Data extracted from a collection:
-=-=-=-=-

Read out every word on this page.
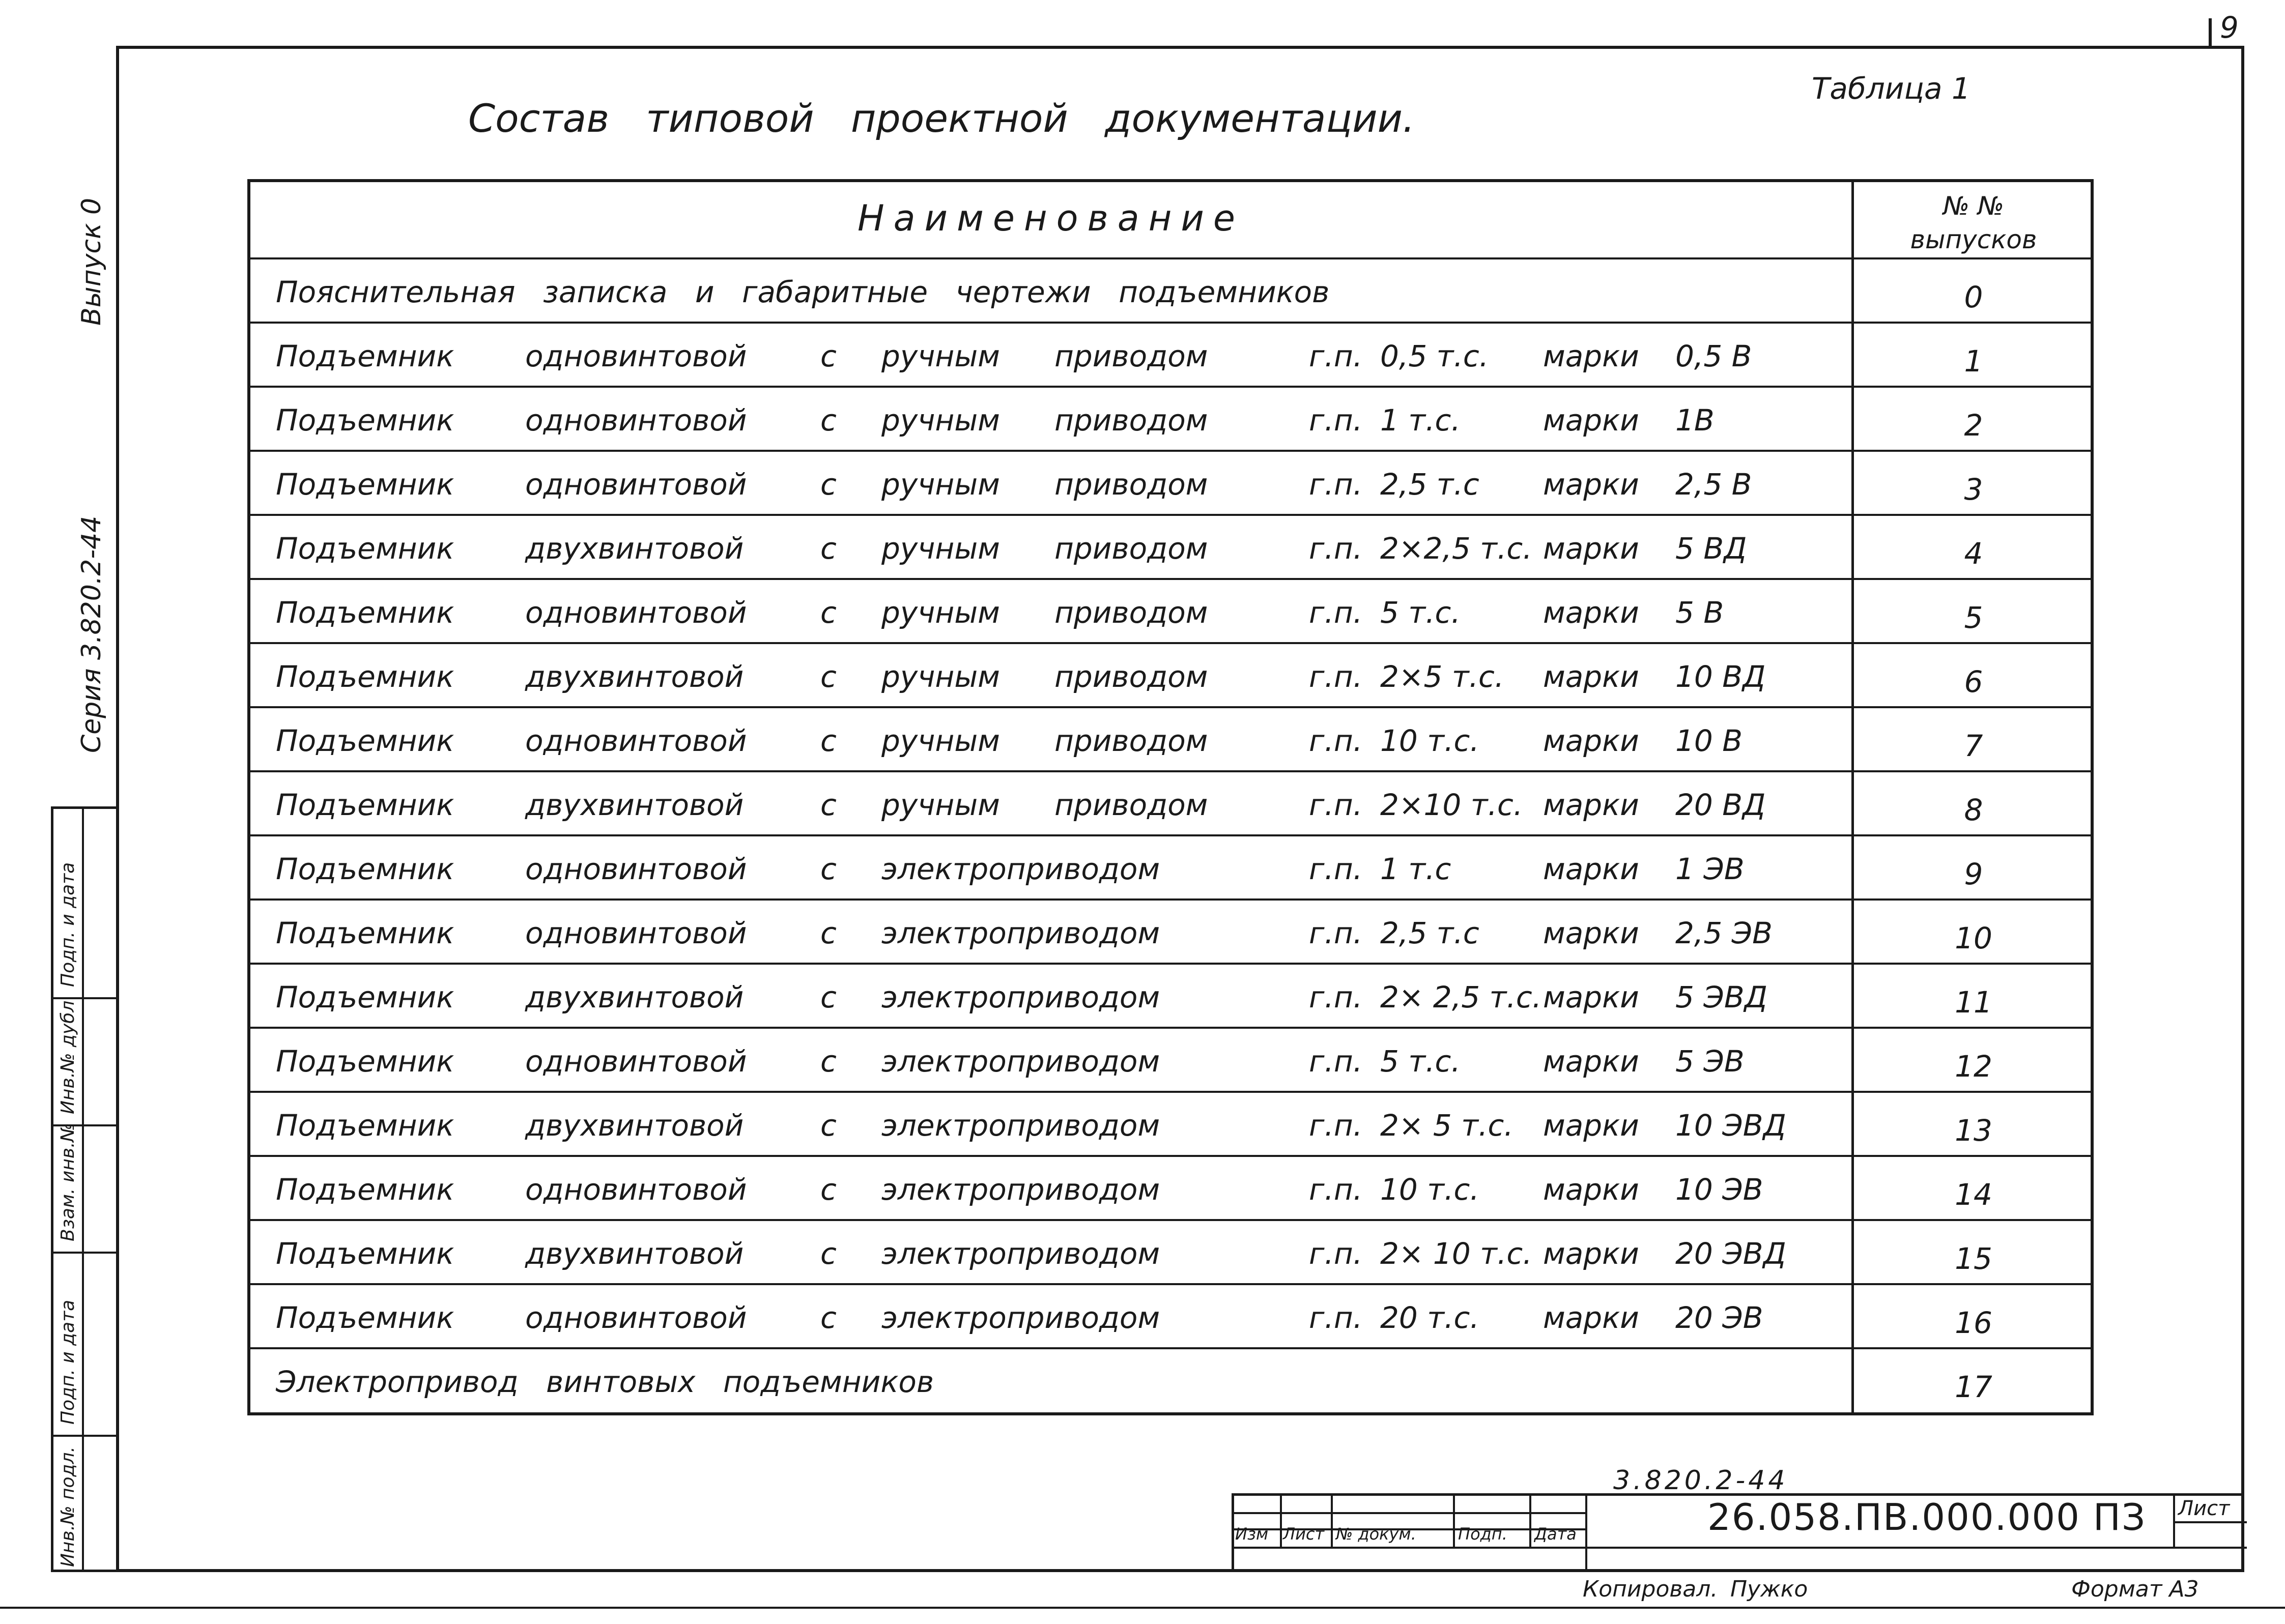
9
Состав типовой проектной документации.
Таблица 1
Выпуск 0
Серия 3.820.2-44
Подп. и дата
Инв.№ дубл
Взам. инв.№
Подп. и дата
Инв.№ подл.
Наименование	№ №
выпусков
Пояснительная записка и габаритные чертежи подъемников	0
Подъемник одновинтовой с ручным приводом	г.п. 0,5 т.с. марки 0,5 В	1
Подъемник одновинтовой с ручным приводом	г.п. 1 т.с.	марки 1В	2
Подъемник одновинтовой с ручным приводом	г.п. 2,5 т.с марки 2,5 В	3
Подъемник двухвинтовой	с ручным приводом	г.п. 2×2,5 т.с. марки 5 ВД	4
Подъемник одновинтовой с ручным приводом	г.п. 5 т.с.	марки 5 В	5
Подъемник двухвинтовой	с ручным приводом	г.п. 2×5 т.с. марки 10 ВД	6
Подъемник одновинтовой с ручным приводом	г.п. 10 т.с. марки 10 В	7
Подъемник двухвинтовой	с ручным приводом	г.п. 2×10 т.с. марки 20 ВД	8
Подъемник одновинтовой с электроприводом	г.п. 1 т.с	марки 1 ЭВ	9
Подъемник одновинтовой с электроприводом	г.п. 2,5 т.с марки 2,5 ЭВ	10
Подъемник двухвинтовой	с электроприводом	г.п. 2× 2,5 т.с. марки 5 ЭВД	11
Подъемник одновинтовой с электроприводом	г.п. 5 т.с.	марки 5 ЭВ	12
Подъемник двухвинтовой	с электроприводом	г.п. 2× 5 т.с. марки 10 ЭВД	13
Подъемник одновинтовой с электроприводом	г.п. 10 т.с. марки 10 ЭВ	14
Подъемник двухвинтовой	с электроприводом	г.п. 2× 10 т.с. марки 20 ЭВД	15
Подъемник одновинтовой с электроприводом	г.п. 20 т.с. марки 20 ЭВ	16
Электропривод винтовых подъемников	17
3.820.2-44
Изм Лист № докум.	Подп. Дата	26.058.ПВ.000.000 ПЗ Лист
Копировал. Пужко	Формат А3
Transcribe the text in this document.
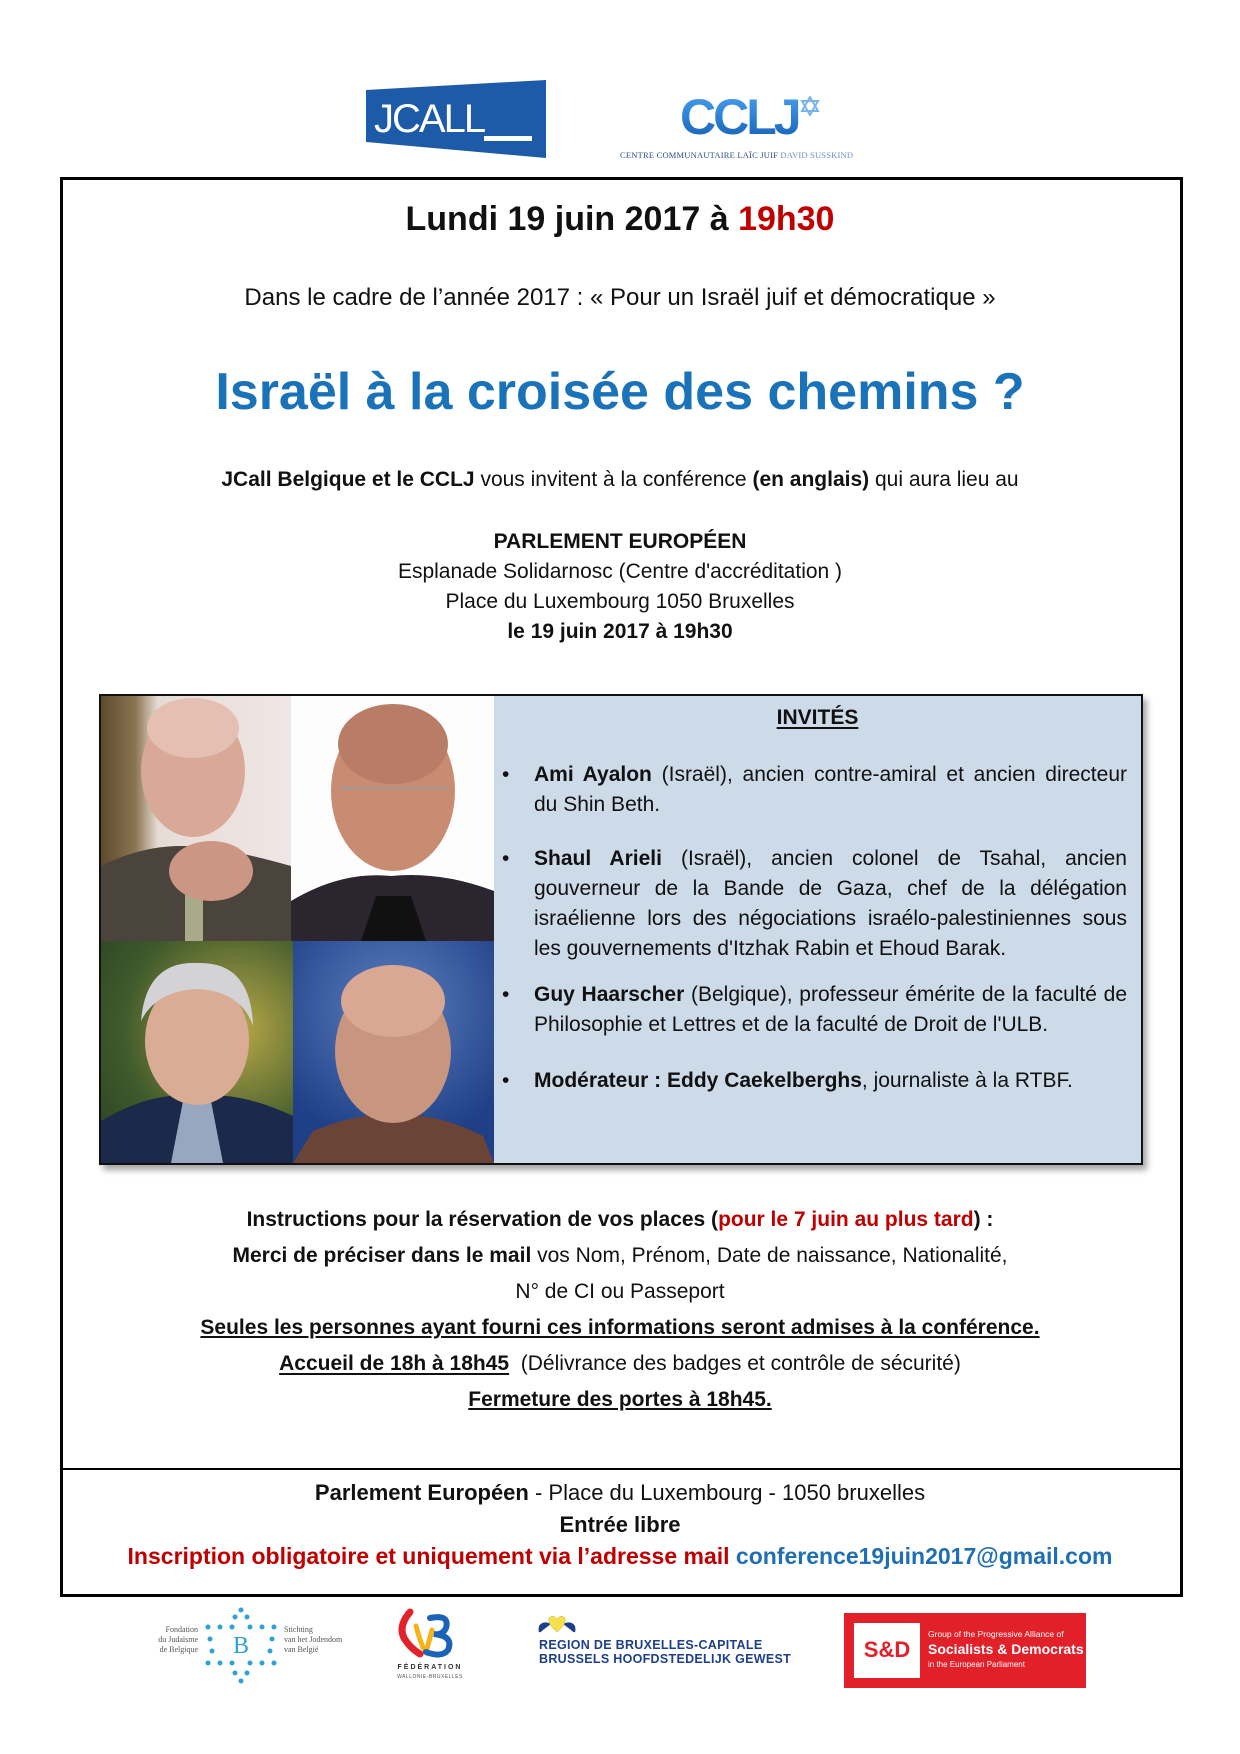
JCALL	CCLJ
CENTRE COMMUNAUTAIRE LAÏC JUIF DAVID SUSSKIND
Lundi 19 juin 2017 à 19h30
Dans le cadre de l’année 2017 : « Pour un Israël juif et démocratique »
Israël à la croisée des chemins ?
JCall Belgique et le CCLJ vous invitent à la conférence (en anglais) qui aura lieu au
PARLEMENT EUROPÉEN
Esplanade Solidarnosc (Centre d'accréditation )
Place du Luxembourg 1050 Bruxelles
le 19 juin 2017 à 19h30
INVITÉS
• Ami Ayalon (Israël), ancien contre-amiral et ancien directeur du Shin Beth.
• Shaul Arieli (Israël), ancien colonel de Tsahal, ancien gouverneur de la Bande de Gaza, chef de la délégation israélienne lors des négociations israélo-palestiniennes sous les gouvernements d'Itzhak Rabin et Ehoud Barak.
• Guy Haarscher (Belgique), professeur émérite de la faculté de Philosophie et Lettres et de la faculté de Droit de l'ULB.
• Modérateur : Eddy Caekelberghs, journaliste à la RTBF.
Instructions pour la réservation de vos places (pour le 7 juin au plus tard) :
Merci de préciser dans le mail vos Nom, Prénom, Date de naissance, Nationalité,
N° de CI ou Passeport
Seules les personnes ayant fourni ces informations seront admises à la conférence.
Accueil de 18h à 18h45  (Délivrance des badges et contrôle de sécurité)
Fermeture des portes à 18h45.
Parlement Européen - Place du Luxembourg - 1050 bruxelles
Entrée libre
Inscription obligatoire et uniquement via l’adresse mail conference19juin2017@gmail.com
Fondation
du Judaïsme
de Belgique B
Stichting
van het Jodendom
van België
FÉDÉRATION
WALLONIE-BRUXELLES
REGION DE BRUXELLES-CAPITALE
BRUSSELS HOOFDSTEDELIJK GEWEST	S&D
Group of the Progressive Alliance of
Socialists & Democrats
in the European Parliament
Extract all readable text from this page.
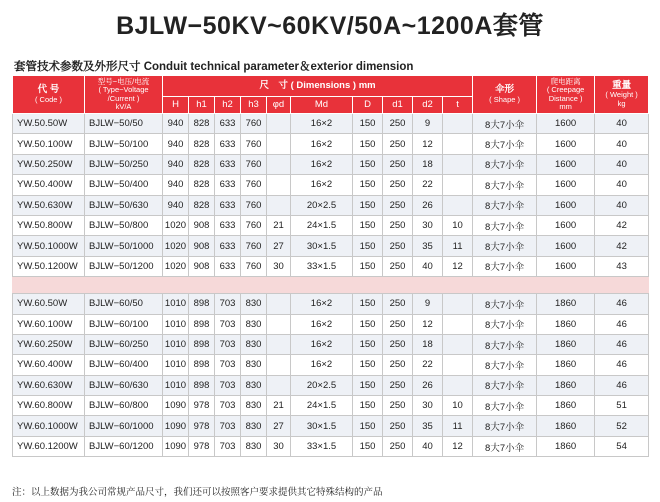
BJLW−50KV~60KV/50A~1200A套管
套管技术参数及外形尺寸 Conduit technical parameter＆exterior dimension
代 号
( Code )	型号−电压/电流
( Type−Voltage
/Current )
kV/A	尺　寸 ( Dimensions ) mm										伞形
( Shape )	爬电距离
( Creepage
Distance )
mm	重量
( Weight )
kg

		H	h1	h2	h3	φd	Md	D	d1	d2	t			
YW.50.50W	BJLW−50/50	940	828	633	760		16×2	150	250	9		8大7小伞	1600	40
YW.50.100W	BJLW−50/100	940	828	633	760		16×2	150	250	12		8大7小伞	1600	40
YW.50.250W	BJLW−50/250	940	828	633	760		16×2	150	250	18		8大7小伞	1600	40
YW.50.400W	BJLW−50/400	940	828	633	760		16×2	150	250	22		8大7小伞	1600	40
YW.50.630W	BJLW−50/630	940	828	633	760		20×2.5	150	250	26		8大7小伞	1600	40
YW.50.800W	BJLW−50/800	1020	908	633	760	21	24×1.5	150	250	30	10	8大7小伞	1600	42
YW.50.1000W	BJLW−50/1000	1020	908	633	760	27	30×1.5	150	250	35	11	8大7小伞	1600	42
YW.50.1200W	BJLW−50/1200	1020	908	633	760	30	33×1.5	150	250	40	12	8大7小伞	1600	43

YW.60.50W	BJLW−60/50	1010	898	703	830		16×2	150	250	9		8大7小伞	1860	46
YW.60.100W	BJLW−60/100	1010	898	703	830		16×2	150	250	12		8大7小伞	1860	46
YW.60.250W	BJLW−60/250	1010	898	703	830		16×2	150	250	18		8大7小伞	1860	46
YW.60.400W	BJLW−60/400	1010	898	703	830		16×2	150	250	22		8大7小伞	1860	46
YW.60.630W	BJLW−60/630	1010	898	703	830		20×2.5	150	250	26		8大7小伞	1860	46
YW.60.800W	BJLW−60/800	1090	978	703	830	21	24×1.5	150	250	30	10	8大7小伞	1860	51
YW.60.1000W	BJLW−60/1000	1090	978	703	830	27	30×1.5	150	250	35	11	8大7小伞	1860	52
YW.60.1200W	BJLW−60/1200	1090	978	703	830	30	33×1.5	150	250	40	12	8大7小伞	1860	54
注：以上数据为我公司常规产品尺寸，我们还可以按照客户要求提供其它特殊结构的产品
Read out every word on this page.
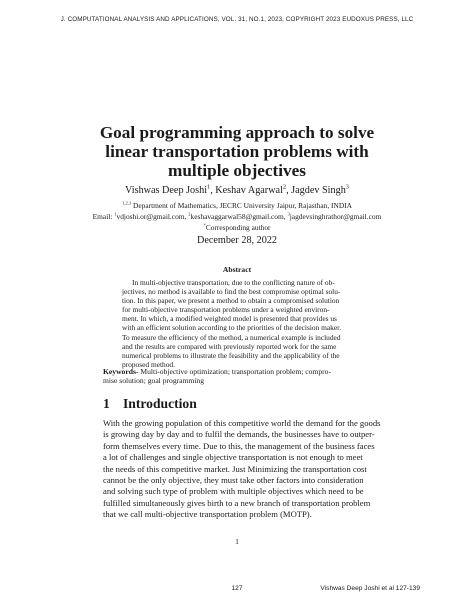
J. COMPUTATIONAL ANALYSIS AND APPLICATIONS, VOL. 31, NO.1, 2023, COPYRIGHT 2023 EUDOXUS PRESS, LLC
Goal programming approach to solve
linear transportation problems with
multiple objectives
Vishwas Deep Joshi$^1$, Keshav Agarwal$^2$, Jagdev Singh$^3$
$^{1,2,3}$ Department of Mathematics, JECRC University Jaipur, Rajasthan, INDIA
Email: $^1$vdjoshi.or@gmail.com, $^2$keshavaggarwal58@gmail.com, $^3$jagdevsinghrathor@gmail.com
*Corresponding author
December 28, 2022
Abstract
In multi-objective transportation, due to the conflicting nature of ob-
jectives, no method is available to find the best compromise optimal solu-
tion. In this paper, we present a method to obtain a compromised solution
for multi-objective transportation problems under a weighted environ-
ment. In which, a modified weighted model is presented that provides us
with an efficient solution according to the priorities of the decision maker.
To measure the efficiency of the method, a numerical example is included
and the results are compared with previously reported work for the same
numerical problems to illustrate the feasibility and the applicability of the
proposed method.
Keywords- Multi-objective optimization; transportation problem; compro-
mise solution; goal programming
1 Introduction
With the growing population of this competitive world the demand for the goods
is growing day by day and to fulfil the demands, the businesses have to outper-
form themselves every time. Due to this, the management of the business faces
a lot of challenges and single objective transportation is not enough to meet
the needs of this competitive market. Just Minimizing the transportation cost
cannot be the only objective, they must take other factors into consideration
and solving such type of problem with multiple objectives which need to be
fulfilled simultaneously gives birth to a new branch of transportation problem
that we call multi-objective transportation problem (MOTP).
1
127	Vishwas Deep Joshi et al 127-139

-=-=-=-=-

PROBLEM DETAILS: In the records above, find each line holding "solution" and copy it.

ANSWER:
tion. In this paper, we present a method to obtain a compromised solution
with an efficient solution according to the priorities of the decision maker.
mise solution; goal programming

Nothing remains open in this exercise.